Omit all pictures, then retype the data exactly as given.
======== Data supplied ========
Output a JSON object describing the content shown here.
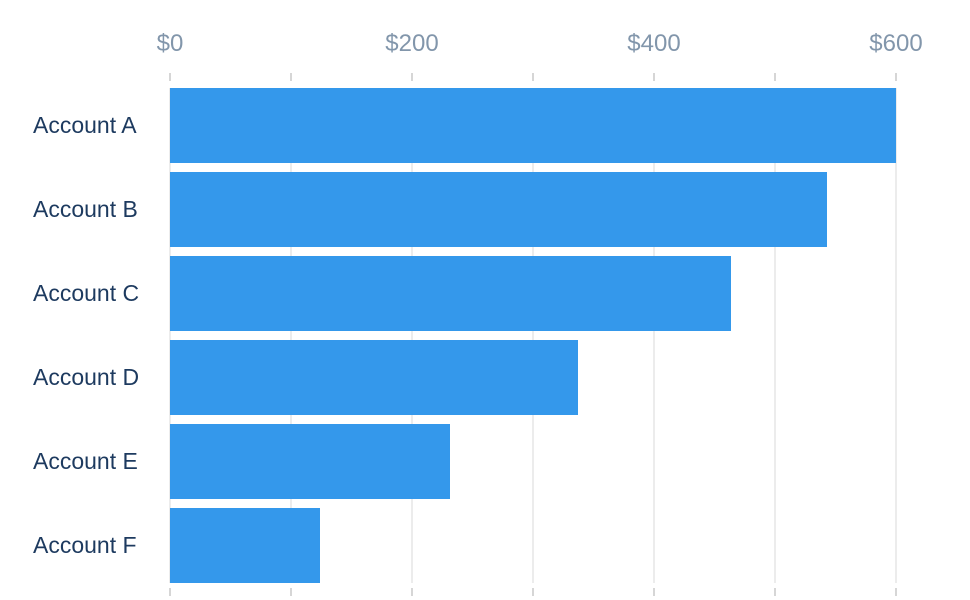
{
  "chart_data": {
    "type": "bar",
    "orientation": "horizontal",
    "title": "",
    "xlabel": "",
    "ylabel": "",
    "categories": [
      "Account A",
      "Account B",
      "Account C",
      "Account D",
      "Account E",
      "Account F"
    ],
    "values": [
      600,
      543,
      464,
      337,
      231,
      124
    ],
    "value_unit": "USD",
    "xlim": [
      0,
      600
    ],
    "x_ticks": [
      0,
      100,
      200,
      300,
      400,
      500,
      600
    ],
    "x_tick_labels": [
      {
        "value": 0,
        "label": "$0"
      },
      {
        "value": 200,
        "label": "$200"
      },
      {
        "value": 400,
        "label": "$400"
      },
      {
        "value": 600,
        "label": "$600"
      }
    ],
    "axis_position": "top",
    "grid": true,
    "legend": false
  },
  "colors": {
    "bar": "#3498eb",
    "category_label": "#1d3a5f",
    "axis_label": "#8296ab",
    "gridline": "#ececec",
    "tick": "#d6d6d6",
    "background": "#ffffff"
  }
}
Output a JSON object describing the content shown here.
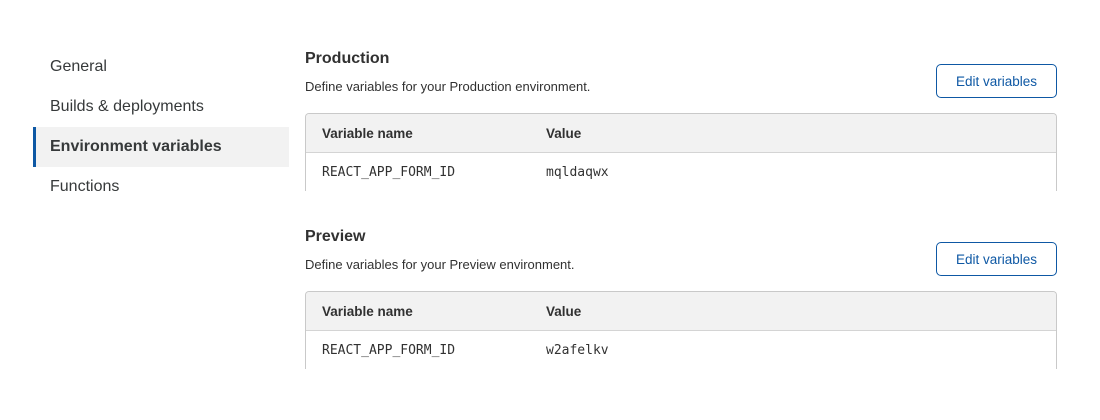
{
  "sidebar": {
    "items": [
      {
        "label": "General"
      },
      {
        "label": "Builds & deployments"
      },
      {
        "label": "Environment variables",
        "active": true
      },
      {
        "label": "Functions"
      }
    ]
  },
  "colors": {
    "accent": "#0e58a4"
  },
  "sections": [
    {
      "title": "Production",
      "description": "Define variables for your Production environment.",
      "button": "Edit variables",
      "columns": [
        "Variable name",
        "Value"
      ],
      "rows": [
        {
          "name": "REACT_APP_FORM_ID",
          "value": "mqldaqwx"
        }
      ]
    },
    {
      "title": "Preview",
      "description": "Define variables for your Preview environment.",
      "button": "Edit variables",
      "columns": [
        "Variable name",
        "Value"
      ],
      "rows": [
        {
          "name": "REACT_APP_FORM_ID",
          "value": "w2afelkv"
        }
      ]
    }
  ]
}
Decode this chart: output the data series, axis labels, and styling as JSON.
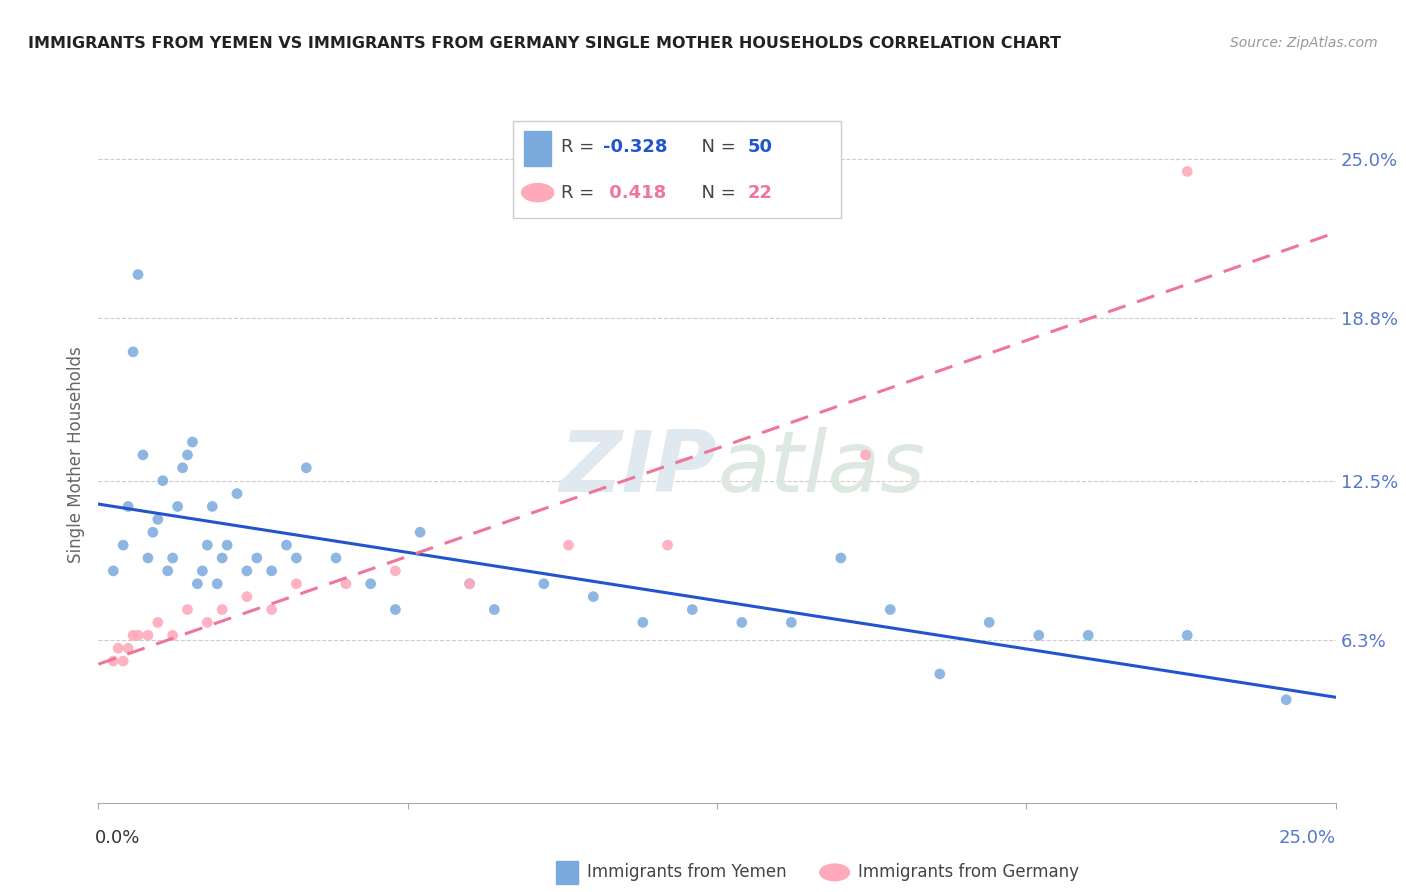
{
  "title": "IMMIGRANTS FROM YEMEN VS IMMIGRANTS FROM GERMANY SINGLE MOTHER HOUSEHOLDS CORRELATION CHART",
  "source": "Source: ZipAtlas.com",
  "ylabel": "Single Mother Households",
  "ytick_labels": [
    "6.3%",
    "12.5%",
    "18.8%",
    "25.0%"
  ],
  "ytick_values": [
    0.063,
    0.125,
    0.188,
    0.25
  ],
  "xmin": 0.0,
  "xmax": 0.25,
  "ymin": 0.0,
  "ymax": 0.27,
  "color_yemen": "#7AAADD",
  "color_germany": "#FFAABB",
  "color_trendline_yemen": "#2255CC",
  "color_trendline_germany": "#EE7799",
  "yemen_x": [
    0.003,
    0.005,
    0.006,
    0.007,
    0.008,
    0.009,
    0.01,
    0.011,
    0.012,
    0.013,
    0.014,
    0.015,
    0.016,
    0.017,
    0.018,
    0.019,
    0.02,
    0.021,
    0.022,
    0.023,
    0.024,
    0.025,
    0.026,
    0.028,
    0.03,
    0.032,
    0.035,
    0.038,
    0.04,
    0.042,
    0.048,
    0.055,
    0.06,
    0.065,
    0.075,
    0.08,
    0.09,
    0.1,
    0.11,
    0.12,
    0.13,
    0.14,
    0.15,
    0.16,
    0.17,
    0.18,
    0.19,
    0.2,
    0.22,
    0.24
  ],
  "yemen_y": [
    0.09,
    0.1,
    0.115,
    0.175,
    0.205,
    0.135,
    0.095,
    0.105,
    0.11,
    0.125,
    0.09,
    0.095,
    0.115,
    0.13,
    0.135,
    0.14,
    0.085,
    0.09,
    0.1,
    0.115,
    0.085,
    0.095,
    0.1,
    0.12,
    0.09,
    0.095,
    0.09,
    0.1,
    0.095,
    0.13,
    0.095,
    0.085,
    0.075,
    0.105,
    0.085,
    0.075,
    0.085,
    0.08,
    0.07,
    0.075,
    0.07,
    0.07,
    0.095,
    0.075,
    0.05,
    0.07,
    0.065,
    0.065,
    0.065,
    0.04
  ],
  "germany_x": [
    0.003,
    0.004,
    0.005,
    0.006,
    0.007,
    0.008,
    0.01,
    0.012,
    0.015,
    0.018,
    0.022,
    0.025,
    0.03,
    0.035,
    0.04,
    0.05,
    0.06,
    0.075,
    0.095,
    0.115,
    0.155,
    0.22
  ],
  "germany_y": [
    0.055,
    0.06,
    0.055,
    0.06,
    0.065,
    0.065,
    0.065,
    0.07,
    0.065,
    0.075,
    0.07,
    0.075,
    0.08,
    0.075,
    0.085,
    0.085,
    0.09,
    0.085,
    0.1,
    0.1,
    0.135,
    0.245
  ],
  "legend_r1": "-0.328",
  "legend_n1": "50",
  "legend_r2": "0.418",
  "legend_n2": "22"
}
========
◆ Correct answer ◆
Output a JSON object describing the content shown here.
{
  "chart_data": {
    "type": "bar",
    "orientation": "horizontal",
    "title": "",
    "xlabel": "",
    "ylabel": "",
    "categories": [
      "Account A",
      "Account B",
      "Account C",
      "Account D",
      "Account E",
      "Account F"
    ],
    "values": [
      600,
      543,
      464,
      337,
      231,
      124
    ],
    "value_unit": "USD",
    "xlim": [
      0,
      600
    ],
    "x_ticks": [
      0,
      100,
      200,
      300,
      400,
      500,
      600
    ],
    "x_tick_labels": [
      {
        "value": 0,
        "label": "$0"
      },
      {
        "value": 200,
        "label": "$200"
      },
      {
        "value": 400,
        "label": "$400"
      },
      {
        "value": 600,
        "label": "$600"
      }
    ],
    "axis_position": "top",
    "grid": true,
    "legend": false
  },
  "colors": {
    "bar": "#3498eb",
    "category_label": "#1d3a5f",
    "axis_label": "#8296ab",
    "gridline": "#ececec",
    "tick": "#d6d6d6",
    "background": "#ffffff"
  }
}
Output a JSON object describing the content shown here.
{
  "sidebar": {
    "items": [
      {
        "label": "General"
      },
      {
        "label": "Builds & deployments"
      },
      {
        "label": "Environment variables",
        "active": true
      },
      {
        "label": "Functions"
      }
    ]
  },
  "colors": {
    "accent": "#0e58a4"
  },
  "sections": [
    {
      "title": "Production",
      "description": "Define variables for your Production environment.",
      "button": "Edit variables",
      "columns": [
        "Variable name",
        "Value"
      ],
      "rows": [
        {
          "name": "REACT_APP_FORM_ID",
          "value": "mqldaqwx"
        }
      ]
    },
    {
      "title": "Preview",
      "description": "Define variables for your Preview environment.",
      "button": "Edit variables",
      "columns": [
        "Variable name",
        "Value"
      ],
      "rows": [
        {
          "name": "REACT_APP_FORM_ID",
          "value": "w2afelkv"
        }
      ]
    }
  ]
}
Decode this chart: output the data series, axis labels, and styling as JSON.
{
  "title": "IMMIGRANTS FROM YEMEN VS IMMIGRANTS FROM GERMANY SINGLE MOTHER HOUSEHOLDS CORRELATION CHART",
  "source": "Source: ZipAtlas.com",
  "ylabel": "Single Mother Households",
  "ytick_labels": [
    "6.3%",
    "12.5%",
    "18.8%",
    "25.0%"
  ],
  "ytick_values": [
    0.063,
    0.125,
    0.188,
    0.25
  ],
  "xmin": 0.0,
  "xmax": 0.25,
  "ymin": 0.0,
  "ymax": 0.27,
  "color_yemen": "#7AAADD",
  "color_germany": "#FFAABB",
  "color_trendline_yemen": "#2255CC",
  "color_trendline_germany": "#EE7799",
  "yemen_x": [
    0.003,
    0.005,
    0.006,
    0.007,
    0.008,
    0.009,
    0.01,
    0.011,
    0.012,
    0.013,
    0.014,
    0.015,
    0.016,
    0.017,
    0.018,
    0.019,
    0.02,
    0.021,
    0.022,
    0.023,
    0.024,
    0.025,
    0.026,
    0.028,
    0.03,
    0.032,
    0.035,
    0.038,
    0.04,
    0.042,
    0.048,
    0.055,
    0.06,
    0.065,
    0.075,
    0.08,
    0.09,
    0.1,
    0.11,
    0.12,
    0.13,
    0.14,
    0.15,
    0.16,
    0.17,
    0.18,
    0.19,
    0.2,
    0.22,
    0.24
  ],
  "yemen_y": [
    0.09,
    0.1,
    0.115,
    0.175,
    0.205,
    0.135,
    0.095,
    0.105,
    0.11,
    0.125,
    0.09,
    0.095,
    0.115,
    0.13,
    0.135,
    0.14,
    0.085,
    0.09,
    0.1,
    0.115,
    0.085,
    0.095,
    0.1,
    0.12,
    0.09,
    0.095,
    0.09,
    0.1,
    0.095,
    0.13,
    0.095,
    0.085,
    0.075,
    0.105,
    0.085,
    0.075,
    0.085,
    0.08,
    0.07,
    0.075,
    0.07,
    0.07,
    0.095,
    0.075,
    0.05,
    0.07,
    0.065,
    0.065,
    0.065,
    0.04
  ],
  "germany_x": [
    0.003,
    0.004,
    0.005,
    0.006,
    0.007,
    0.008,
    0.01,
    0.012,
    0.015,
    0.018,
    0.022,
    0.025,
    0.03,
    0.035,
    0.04,
    0.05,
    0.06,
    0.075,
    0.095,
    0.115,
    0.155,
    0.22
  ],
  "germany_y": [
    0.055,
    0.06,
    0.055,
    0.06,
    0.065,
    0.065,
    0.065,
    0.07,
    0.065,
    0.075,
    0.07,
    0.075,
    0.08,
    0.075,
    0.085,
    0.085,
    0.09,
    0.085,
    0.1,
    0.1,
    0.135,
    0.245
  ],
  "legend_r1": "-0.328",
  "legend_n1": "50",
  "legend_r2": "0.418",
  "legend_n2": "22"
}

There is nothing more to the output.